━━━━━ Source material ━━━━━
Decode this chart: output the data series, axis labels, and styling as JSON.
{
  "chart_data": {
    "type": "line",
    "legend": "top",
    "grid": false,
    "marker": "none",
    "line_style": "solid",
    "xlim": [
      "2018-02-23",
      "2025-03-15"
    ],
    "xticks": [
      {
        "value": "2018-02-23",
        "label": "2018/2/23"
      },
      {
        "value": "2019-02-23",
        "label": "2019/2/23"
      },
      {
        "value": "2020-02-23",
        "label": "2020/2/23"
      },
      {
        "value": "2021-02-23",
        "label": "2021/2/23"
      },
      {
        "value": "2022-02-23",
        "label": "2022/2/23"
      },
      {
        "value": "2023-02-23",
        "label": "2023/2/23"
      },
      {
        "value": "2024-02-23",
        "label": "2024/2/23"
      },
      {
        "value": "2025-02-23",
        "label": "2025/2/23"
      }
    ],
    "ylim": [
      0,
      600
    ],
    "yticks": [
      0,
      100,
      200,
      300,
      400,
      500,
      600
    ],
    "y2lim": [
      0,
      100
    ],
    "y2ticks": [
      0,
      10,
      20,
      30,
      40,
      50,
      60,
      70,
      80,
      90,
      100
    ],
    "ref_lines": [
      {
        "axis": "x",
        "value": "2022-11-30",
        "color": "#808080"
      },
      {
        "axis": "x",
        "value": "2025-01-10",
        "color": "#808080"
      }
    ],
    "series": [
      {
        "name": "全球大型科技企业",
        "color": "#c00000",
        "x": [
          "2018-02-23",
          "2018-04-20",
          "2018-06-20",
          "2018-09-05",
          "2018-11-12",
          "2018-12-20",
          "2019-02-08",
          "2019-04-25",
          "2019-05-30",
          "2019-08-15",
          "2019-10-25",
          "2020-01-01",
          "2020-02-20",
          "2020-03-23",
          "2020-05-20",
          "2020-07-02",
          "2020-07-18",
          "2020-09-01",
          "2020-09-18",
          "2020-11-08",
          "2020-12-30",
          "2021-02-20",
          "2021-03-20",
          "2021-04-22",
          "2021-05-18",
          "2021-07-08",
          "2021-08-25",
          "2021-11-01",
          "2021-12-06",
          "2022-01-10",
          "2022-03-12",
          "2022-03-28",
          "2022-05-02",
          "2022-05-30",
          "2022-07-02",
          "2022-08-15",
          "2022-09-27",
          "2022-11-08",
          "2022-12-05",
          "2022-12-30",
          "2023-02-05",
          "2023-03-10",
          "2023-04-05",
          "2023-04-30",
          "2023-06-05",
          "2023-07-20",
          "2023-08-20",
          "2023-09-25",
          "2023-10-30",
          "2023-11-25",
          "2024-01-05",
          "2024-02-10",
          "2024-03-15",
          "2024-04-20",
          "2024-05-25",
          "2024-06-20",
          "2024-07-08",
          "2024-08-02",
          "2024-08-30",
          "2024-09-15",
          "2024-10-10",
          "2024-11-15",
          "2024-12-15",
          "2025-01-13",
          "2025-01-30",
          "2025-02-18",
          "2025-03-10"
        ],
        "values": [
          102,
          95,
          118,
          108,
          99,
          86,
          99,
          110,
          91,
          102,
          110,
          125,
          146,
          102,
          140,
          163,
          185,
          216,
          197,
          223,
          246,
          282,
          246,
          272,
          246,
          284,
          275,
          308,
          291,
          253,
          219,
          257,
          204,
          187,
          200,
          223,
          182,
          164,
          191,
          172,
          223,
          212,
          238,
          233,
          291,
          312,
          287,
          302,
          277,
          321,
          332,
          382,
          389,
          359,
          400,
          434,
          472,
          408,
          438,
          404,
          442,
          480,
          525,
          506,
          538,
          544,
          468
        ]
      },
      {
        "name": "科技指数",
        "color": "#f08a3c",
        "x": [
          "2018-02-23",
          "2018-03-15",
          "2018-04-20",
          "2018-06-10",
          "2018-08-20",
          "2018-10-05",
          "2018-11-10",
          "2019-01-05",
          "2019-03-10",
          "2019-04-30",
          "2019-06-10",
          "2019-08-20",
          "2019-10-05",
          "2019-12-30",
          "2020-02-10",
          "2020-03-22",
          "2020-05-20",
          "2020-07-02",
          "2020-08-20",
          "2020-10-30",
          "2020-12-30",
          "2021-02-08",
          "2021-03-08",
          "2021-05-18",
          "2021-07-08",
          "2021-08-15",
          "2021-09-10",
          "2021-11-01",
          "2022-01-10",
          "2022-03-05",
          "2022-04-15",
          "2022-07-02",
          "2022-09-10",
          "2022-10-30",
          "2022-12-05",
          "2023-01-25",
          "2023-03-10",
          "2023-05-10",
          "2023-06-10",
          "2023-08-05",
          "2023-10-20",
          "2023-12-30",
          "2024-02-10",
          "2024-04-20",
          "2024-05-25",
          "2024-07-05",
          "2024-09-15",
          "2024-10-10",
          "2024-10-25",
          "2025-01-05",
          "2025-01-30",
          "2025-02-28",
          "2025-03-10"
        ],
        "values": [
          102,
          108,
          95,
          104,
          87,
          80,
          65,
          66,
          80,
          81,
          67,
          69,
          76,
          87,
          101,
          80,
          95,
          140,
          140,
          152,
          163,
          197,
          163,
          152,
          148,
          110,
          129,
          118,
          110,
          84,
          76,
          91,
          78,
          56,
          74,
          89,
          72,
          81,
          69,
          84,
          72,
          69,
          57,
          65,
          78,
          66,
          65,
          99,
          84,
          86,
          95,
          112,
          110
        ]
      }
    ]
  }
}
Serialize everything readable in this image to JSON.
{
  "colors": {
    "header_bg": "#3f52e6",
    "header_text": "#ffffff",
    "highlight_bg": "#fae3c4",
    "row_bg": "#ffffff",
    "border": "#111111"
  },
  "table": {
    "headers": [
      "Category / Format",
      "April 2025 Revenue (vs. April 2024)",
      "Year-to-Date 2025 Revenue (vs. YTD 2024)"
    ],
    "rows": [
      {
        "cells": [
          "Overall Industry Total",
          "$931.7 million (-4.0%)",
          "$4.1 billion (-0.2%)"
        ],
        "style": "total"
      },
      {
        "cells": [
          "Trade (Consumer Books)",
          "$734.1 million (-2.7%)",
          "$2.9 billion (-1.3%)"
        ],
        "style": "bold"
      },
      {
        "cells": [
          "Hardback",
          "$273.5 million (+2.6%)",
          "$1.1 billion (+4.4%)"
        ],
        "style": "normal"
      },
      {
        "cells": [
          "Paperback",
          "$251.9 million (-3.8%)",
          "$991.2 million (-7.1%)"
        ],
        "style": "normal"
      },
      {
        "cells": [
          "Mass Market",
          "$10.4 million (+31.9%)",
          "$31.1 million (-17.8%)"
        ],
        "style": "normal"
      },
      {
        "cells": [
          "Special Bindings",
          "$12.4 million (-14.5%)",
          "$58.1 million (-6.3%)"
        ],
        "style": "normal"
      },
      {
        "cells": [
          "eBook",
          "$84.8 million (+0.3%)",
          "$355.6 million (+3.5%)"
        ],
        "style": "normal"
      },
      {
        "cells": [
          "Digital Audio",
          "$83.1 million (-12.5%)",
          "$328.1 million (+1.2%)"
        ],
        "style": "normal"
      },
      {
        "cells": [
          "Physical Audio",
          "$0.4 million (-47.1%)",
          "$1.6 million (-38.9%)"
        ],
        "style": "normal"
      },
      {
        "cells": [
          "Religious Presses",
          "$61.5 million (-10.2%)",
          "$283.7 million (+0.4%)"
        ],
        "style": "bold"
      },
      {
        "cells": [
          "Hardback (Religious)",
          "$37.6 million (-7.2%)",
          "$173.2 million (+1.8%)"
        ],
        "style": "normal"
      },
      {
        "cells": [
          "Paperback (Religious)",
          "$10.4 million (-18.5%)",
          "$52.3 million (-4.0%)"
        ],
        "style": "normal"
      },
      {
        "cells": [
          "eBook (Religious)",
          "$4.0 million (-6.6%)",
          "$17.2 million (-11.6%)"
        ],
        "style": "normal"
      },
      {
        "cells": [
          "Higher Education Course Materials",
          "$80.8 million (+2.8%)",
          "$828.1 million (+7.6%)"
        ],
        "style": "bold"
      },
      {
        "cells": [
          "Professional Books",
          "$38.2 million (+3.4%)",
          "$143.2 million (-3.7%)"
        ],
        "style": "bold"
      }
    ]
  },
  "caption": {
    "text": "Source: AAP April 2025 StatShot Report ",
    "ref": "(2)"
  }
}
━━━━━
Problem details. Give only a number: how many lines of the data hold the string "April"?

Task answer. 2